-- begin Records shown --

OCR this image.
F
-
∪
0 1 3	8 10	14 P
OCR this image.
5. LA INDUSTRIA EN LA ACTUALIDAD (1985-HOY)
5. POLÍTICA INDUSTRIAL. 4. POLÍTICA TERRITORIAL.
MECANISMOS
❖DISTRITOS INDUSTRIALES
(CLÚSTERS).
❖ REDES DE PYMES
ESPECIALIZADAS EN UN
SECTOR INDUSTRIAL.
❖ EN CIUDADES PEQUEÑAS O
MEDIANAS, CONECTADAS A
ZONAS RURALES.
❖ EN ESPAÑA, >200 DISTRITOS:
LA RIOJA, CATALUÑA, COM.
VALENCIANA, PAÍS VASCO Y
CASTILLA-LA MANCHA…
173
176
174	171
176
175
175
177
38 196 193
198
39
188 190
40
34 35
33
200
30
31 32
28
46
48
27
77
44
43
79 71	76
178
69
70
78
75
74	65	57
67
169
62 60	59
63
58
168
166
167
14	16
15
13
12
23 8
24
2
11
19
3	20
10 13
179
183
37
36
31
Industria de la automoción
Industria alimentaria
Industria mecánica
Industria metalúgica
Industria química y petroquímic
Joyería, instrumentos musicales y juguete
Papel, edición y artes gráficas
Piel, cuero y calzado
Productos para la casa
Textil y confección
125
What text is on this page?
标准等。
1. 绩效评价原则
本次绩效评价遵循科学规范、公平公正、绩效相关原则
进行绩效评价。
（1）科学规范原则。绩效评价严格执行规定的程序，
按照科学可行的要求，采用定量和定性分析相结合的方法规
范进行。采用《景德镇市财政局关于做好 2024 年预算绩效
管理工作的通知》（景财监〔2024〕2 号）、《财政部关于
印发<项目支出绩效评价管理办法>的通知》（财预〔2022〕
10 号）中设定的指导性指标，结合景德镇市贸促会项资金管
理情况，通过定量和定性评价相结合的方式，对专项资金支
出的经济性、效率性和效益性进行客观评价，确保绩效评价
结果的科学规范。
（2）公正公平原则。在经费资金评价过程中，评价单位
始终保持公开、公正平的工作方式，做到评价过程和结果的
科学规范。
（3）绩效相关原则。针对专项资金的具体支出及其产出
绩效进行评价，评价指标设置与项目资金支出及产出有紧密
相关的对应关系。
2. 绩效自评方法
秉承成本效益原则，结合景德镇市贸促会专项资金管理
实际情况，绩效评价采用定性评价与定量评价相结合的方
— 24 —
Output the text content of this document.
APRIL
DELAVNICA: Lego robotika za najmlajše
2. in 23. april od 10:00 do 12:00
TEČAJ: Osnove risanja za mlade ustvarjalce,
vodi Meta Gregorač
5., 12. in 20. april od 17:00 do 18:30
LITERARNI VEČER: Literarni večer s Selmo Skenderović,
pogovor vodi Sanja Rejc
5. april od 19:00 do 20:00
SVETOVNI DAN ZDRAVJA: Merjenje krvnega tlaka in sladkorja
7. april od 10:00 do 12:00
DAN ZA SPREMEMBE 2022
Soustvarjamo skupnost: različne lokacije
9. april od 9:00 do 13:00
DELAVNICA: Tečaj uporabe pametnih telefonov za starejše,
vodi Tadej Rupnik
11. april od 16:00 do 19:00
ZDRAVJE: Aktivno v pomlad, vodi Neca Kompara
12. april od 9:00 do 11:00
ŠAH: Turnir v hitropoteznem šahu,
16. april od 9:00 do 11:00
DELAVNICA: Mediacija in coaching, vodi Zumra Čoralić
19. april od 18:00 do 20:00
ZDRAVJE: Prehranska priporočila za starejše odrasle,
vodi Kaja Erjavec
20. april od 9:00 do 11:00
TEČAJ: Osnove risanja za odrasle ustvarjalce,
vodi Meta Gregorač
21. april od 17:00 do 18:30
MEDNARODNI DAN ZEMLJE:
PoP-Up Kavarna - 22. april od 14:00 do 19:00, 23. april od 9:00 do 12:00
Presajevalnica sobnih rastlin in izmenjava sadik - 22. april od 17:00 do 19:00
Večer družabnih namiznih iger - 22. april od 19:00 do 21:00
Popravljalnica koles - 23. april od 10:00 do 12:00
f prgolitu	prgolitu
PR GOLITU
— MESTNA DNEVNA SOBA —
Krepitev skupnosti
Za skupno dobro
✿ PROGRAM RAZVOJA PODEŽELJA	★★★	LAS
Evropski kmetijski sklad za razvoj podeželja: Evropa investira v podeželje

-- end Records shown --

Write each line above out exactly.

**Task answer:**
OCR this image.
F
-
∪
0 1 3	8 10	14 P
OCR this image.
5. LA INDUSTRIA EN LA ACTUALIDAD (1985-HOY)
5. POLÍTICA INDUSTRIAL. 4. POLÍTICA TERRITORIAL.
MECANISMOS
❖DISTRITOS INDUSTRIALES
(CLÚSTERS).
❖ REDES DE PYMES
ESPECIALIZADAS EN UN
SECTOR INDUSTRIAL.
❖ EN CIUDADES PEQUEÑAS O
MEDIANAS, CONECTADAS A
ZONAS RURALES.
❖ EN ESPAÑA, >200 DISTRITOS:
LA RIOJA, CATALUÑA, COM.
VALENCIANA, PAÍS VASCO Y
CASTILLA-LA MANCHA…
173
176
174	171
176
175
175
177
38 196 193
198
39
188 190
40
34 35
33
200
30
31 32
28
46
48
27
77
44
43
79 71	76
178
69
70
78
75
74	65	57
67
169
62 60	59
63
58
168
166
167
14	16
15
13
12
23 8
24
2
11
19
3	20
10 13
179
183
37
36
31
Industria de la automoción
Industria alimentaria
Industria mecánica
Industria metalúgica
Industria química y petroquímic
Joyería, instrumentos musicales y juguete
Papel, edición y artes gráficas
Piel, cuero y calzado
Productos para la casa
Textil y confección
125
What text is on this page?
标准等。
1. 绩效评价原则
本次绩效评价遵循科学规范、公平公正、绩效相关原则
进行绩效评价。
（1）科学规范原则。绩效评价严格执行规定的程序，
按照科学可行的要求，采用定量和定性分析相结合的方法规
范进行。采用《景德镇市财政局关于做好 2024 年预算绩效
管理工作的通知》（景财监〔2024〕2 号）、《财政部关于
印发<项目支出绩效评价管理办法>的通知》（财预〔2022〕
10 号）中设定的指导性指标，结合景德镇市贸促会项资金管
理情况，通过定量和定性评价相结合的方式，对专项资金支
出的经济性、效率性和效益性进行客观评价，确保绩效评价
结果的科学规范。
（2）公正公平原则。在经费资金评价过程中，评价单位
始终保持公开、公正平的工作方式，做到评价过程和结果的
科学规范。
（3）绩效相关原则。针对专项资金的具体支出及其产出
绩效进行评价，评价指标设置与项目资金支出及产出有紧密
相关的对应关系。
2. 绩效自评方法
秉承成本效益原则，结合景德镇市贸促会专项资金管理
实际情况，绩效评价采用定性评价与定量评价相结合的方
— 24 —
Output the text content of this document.
APRIL
DELAVNICA: Lego robotika za najmlajše
2. in 23. april od 10:00 do 12:00
TEČAJ: Osnove risanja za mlade ustvarjalce,
vodi Meta Gregorač
5., 12. in 20. april od 17:00 do 18:30
LITERARNI VEČER: Literarni večer s Selmo Skenderović,
pogovor vodi Sanja Rejc
5. april od 19:00 do 20:00
SVETOVNI DAN ZDRAVJA: Merjenje krvnega tlaka in sladkorja
7. april od 10:00 do 12:00
DAN ZA SPREMEMBE 2022
Soustvarjamo skupnost: različne lokacije
9. april od 9:00 do 13:00
DELAVNICA: Tečaj uporabe pametnih telefonov za starejše,
vodi Tadej Rupnik
11. april od 16:00 do 19:00
ZDRAVJE: Aktivno v pomlad, vodi Neca Kompara
12. april od 9:00 do 11:00
ŠAH: Turnir v hitropoteznem šahu,
16. april od 9:00 do 11:00
DELAVNICA: Mediacija in coaching, vodi Zumra Čoralić
19. april od 18:00 do 20:00
ZDRAVJE: Prehranska priporočila za starejše odrasle,
vodi Kaja Erjavec
20. april od 9:00 do 11:00
TEČAJ: Osnove risanja za odrasle ustvarjalce,
vodi Meta Gregorač
21. april od 17:00 do 18:30
MEDNARODNI DAN ZEMLJE:
PoP-Up Kavarna - 22. april od 14:00 do 19:00, 23. april od 9:00 do 12:00
Presajevalnica sobnih rastlin in izmenjava sadik - 22. april od 17:00 do 19:00
Večer družabnih namiznih iger - 22. april od 19:00 do 21:00
Popravljalnica koles - 23. april od 10:00 do 12:00
f prgolitu	prgolitu
PR GOLITU
— MESTNA DNEVNA SOBA —
Krepitev skupnosti
Za skupno dobro
✿ PROGRAM RAZVOJA PODEŽELJA	★★★	LAS
Evropski kmetijski sklad za razvoj podeželja: Evropa investira v podeželje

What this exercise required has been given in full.